_Given exercise_. Return all the data below as it stands, minus the pictures.

_Data excerpts_.
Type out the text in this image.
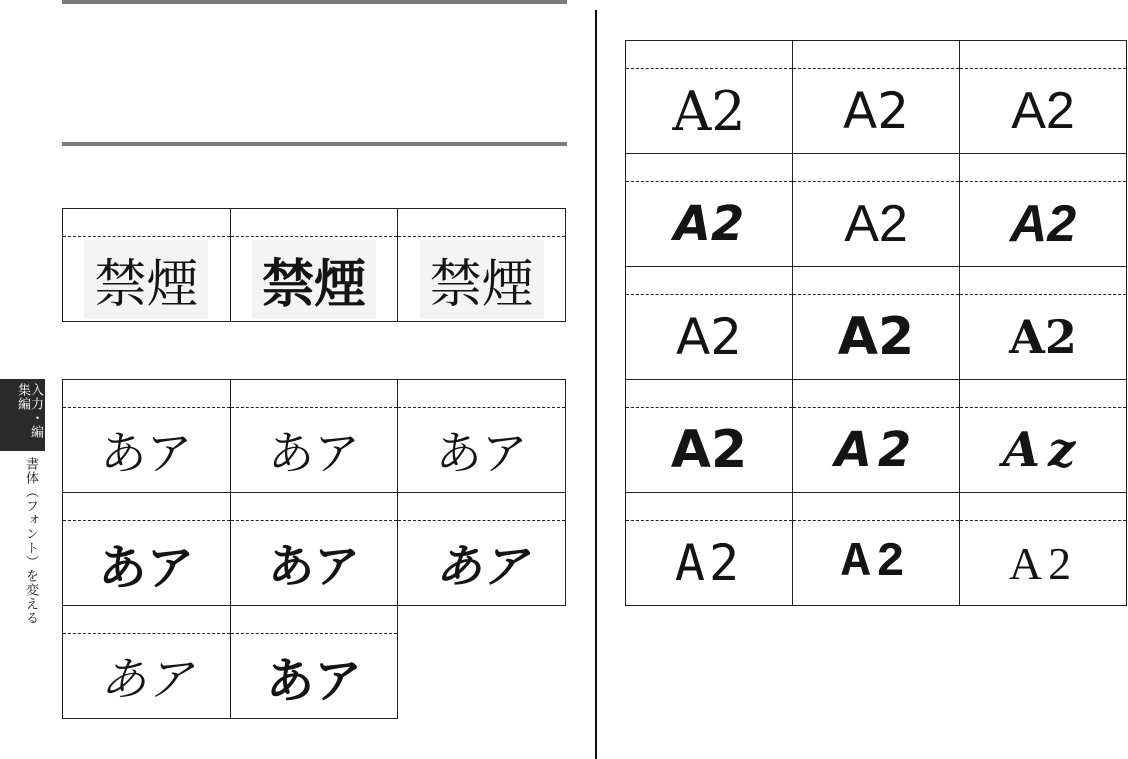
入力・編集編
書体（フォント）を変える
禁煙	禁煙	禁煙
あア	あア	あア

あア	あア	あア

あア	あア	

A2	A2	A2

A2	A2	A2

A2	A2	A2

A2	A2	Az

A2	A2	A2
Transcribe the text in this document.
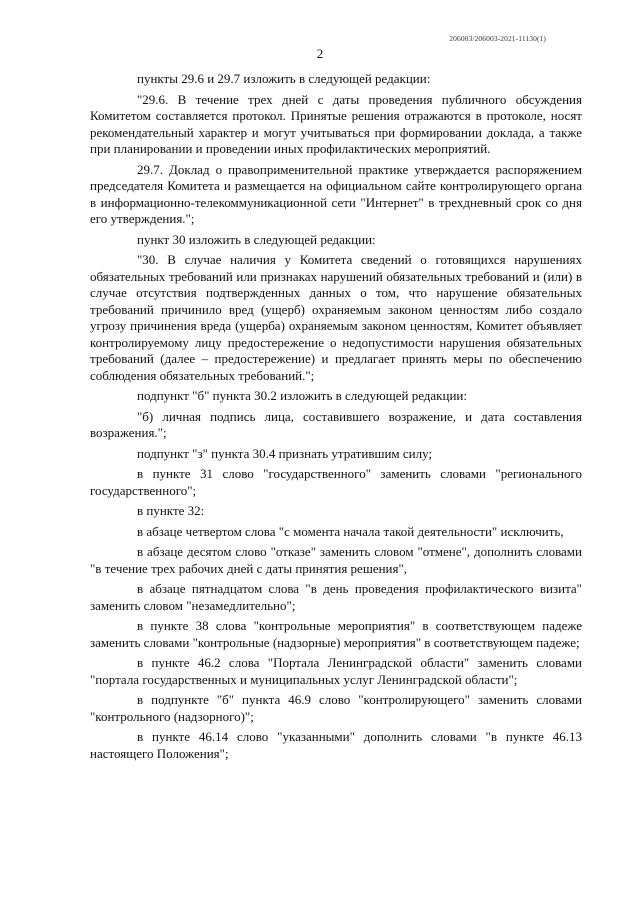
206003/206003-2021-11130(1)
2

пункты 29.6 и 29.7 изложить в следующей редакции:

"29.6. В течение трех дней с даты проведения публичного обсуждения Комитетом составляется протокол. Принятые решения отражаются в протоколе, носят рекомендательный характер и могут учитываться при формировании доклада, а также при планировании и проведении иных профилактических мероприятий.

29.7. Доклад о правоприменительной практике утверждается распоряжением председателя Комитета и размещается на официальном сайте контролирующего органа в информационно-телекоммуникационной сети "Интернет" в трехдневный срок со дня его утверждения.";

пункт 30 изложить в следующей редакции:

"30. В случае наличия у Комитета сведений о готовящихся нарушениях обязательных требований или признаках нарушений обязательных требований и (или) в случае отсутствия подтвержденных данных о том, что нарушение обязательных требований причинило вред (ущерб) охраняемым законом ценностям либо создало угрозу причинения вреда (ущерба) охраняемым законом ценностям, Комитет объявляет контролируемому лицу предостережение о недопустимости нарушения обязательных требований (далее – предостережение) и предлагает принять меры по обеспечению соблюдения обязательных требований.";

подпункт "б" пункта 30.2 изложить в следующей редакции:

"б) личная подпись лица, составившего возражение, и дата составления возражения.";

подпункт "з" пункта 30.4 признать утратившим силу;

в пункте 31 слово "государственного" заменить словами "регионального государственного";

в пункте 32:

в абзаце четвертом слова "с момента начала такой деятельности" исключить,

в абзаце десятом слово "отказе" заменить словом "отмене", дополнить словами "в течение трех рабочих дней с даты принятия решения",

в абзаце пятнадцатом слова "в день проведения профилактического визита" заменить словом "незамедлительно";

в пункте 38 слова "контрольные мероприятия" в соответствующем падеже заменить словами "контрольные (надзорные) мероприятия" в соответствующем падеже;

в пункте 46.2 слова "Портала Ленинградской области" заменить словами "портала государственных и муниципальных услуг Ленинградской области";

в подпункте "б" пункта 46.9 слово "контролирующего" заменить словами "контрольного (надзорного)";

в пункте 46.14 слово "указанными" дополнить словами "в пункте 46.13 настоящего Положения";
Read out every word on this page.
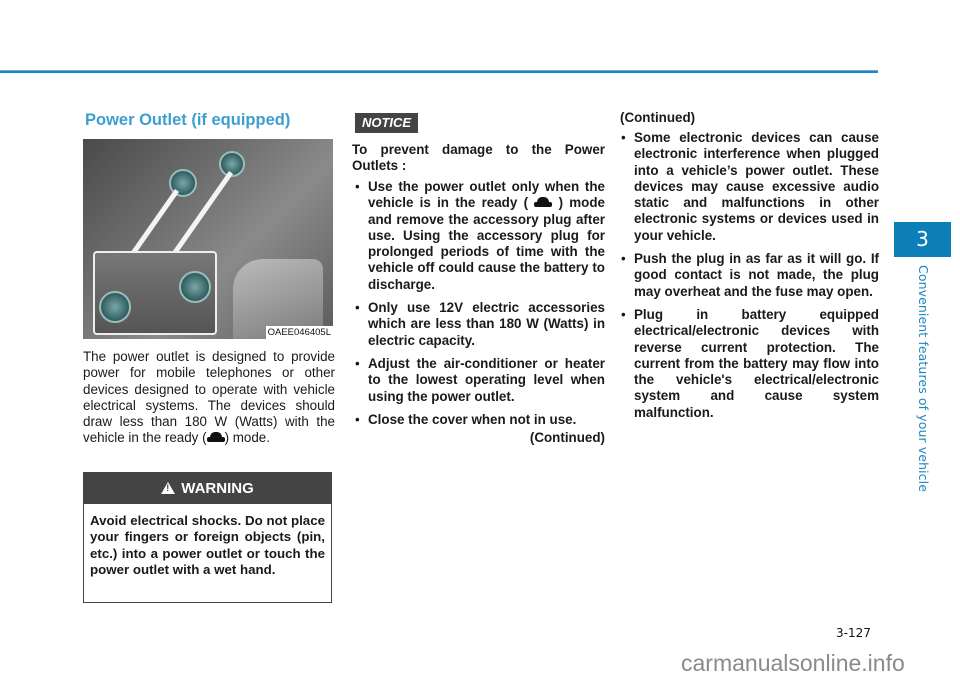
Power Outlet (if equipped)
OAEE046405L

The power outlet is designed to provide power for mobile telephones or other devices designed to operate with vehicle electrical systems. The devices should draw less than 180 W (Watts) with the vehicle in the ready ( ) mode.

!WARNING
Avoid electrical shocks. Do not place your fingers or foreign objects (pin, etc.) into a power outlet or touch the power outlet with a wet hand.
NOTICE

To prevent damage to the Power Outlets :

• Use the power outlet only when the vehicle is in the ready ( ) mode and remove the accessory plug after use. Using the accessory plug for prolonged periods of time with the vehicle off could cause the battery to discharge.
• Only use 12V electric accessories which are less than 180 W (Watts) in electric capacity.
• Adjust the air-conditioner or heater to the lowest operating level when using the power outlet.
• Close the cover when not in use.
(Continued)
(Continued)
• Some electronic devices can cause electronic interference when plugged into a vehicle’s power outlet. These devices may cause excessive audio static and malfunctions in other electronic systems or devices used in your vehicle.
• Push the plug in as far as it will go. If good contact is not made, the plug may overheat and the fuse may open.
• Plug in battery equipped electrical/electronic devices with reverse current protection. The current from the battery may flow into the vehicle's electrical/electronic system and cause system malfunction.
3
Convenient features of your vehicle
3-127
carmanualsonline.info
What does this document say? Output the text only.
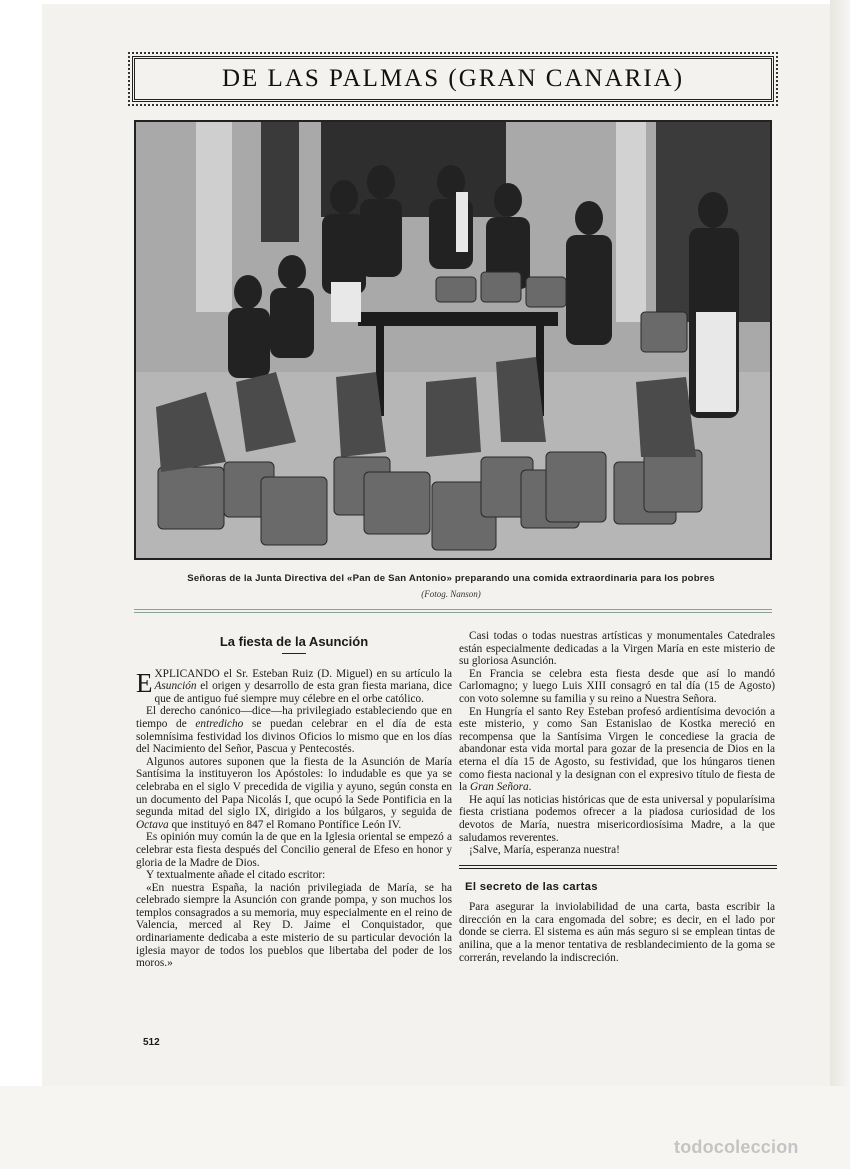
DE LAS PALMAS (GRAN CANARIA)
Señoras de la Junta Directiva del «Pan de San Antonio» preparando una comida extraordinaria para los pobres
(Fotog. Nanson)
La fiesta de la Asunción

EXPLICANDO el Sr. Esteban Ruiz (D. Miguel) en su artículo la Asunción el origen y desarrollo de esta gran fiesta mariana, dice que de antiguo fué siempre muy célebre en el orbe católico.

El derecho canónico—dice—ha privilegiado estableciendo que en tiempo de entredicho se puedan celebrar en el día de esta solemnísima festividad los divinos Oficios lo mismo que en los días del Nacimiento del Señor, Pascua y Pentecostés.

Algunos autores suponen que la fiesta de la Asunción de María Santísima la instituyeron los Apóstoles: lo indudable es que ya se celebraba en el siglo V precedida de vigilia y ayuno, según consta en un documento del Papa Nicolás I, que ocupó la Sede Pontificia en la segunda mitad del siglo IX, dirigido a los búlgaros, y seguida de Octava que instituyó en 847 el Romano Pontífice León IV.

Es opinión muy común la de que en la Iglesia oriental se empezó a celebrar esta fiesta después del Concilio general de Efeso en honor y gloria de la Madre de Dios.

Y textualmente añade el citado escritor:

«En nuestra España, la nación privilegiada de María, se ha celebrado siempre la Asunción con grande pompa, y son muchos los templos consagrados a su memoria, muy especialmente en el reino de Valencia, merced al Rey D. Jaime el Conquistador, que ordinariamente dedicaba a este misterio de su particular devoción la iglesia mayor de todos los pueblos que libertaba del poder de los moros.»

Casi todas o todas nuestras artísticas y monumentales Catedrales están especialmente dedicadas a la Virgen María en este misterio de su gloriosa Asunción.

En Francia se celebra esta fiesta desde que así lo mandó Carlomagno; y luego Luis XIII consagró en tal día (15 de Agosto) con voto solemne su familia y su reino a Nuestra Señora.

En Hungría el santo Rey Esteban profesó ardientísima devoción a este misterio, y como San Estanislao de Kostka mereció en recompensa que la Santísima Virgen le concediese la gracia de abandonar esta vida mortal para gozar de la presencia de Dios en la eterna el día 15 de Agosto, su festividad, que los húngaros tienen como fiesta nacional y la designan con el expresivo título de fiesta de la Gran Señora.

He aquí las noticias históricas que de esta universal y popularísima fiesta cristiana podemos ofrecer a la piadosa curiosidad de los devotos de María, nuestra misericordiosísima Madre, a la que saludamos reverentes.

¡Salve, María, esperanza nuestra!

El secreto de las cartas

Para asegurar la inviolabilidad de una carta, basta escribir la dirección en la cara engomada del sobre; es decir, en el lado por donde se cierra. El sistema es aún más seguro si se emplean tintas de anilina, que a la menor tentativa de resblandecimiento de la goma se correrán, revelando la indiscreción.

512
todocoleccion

_Task output_.
Type out the text in this image.
入力・編集編
書体（フォント）を変える
禁煙	禁煙	禁煙
あア	あア	あア

あア	あア	あア

あア	あア	

A2	A2	A2

A2	A2	A2

A2	A2	A2

A2	A2	Az

A2	A2	A2
Transcribe the text in this document.
206003/206003-2021-11130(1)
2

пункты 29.6 и 29.7 изложить в следующей редакции:

"29.6. В течение трех дней с даты проведения публичного обсуждения Комитетом составляется протокол. Принятые решения отражаются в протоколе, носят рекомендательный характер и могут учитываться при формировании доклада, а также при планировании и проведении иных профилактических мероприятий.

29.7. Доклад о правоприменительной практике утверждается распоряжением председателя Комитета и размещается на официальном сайте контролирующего органа в информационно-телекоммуникационной сети "Интернет" в трехдневный срок со дня его утверждения.";

пункт 30 изложить в следующей редакции:

"30. В случае наличия у Комитета сведений о готовящихся нарушениях обязательных требований или признаках нарушений обязательных требований и (или) в случае отсутствия подтвержденных данных о том, что нарушение обязательных требований причинило вред (ущерб) охраняемым законом ценностям либо создало угрозу причинения вреда (ущерба) охраняемым законом ценностям, Комитет объявляет контролируемому лицу предостережение о недопустимости нарушения обязательных требований (далее – предостережение) и предлагает принять меры по обеспечению соблюдения обязательных требований.";

подпункт "б" пункта 30.2 изложить в следующей редакции:

"б) личная подпись лица, составившего возражение, и дата составления возражения.";

подпункт "з" пункта 30.4 признать утратившим силу;

в пункте 31 слово "государственного" заменить словами "регионального государственного";

в пункте 32:

в абзаце четвертом слова "с момента начала такой деятельности" исключить,

в абзаце десятом слово "отказе" заменить словом "отмене", дополнить словами "в течение трех рабочих дней с даты принятия решения",

в абзаце пятнадцатом слова "в день проведения профилактического визита" заменить словом "незамедлительно";

в пункте 38 слова "контрольные мероприятия" в соответствующем падеже заменить словами "контрольные (надзорные) мероприятия" в соответствующем падеже;

в пункте 46.2 слова "Портала Ленинградской области" заменить словами "портала государственных и муниципальных услуг Ленинградской области";

в подпункте "б" пункта 46.9 слово "контролирующего" заменить словами "контрольного (надзорного)";

в пункте 46.14 слово "указанными" дополнить словами "в пункте 46.13 настоящего Положения";
Read out every word on this page.
Power Outlet (if equipped)
OAEE046405L

The power outlet is designed to provide power for mobile telephones or other devices designed to operate with vehicle electrical systems. The devices should draw less than 180 W (Watts) with the vehicle in the ready ( ) mode.

!WARNING
Avoid electrical shocks. Do not place your fingers or foreign objects (pin, etc.) into a power outlet or touch the power outlet with a wet hand.
NOTICE

To prevent damage to the Power Outlets :

• Use the power outlet only when the vehicle is in the ready ( ) mode and remove the accessory plug after use. Using the accessory plug for prolonged periods of time with the vehicle off could cause the battery to discharge.
• Only use 12V electric accessories which are less than 180 W (Watts) in electric capacity.
• Adjust the air-conditioner or heater to the lowest operating level when using the power outlet.
• Close the cover when not in use.
(Continued)
(Continued)
• Some electronic devices can cause electronic interference when plugged into a vehicle’s power outlet. These devices may cause excessive audio static and malfunctions in other electronic systems or devices used in your vehicle.
• Push the plug in as far as it will go. If good contact is not made, the plug may overheat and the fuse may open.
• Plug in battery equipped electrical/electronic devices with reverse current protection. The current from the battery may flow into the vehicle's electrical/electronic system and cause system malfunction.
3
Convenient features of your vehicle
3-127
carmanualsonline.info
What does this document say? Output the text only.
DE LAS PALMAS (GRAN CANARIA)
Señoras de la Junta Directiva del «Pan de San Antonio» preparando una comida extraordinaria para los pobres
(Fotog. Nanson)
La fiesta de la Asunción

EXPLICANDO el Sr. Esteban Ruiz (D. Miguel) en su artículo la Asunción el origen y desarrollo de esta gran fiesta mariana, dice que de antiguo fué siempre muy célebre en el orbe católico.

El derecho canónico—dice—ha privilegiado estableciendo que en tiempo de entredicho se puedan celebrar en el día de esta solemnísima festividad los divinos Oficios lo mismo que en los días del Nacimiento del Señor, Pascua y Pentecostés.

Algunos autores suponen que la fiesta de la Asunción de María Santísima la instituyeron los Apóstoles: lo indudable es que ya se celebraba en el siglo V precedida de vigilia y ayuno, según consta en un documento del Papa Nicolás I, que ocupó la Sede Pontificia en la segunda mitad del siglo IX, dirigido a los búlgaros, y seguida de Octava que instituyó en 847 el Romano Pontífice León IV.

Es opinión muy común la de que en la Iglesia oriental se empezó a celebrar esta fiesta después del Concilio general de Efeso en honor y gloria de la Madre de Dios.

Y textualmente añade el citado escritor:

«En nuestra España, la nación privilegiada de María, se ha celebrado siempre la Asunción con grande pompa, y son muchos los templos consagrados a su memoria, muy especialmente en el reino de Valencia, merced al Rey D. Jaime el Conquistador, que ordinariamente dedicaba a este misterio de su particular devoción la iglesia mayor de todos los pueblos que libertaba del poder de los moros.»

Casi todas o todas nuestras artísticas y monumentales Catedrales están especialmente dedicadas a la Virgen María en este misterio de su gloriosa Asunción.

En Francia se celebra esta fiesta desde que así lo mandó Carlomagno; y luego Luis XIII consagró en tal día (15 de Agosto) con voto solemne su familia y su reino a Nuestra Señora.

En Hungría el santo Rey Esteban profesó ardientísima devoción a este misterio, y como San Estanislao de Kostka mereció en recompensa que la Santísima Virgen le concediese la gracia de abandonar esta vida mortal para gozar de la presencia de Dios en la eterna el día 15 de Agosto, su festividad, que los húngaros tienen como fiesta nacional y la designan con el expresivo título de fiesta de la Gran Señora.

He aquí las noticias históricas que de esta universal y popularísima fiesta cristiana podemos ofrecer a la piadosa curiosidad de los devotos de María, nuestra misericordiosísima Madre, a la que saludamos reverentes.

¡Salve, María, esperanza nuestra!

El secreto de las cartas

Para asegurar la inviolabilidad de una carta, basta escribir la dirección en la cara engomada del sobre; es decir, en el lado por donde se cierra. El sistema es aún más seguro si se emplean tintas de anilina, que a la menor tentativa de resblandecimiento de la goma se correrán, revelando la indiscreción.

512
todocoleccion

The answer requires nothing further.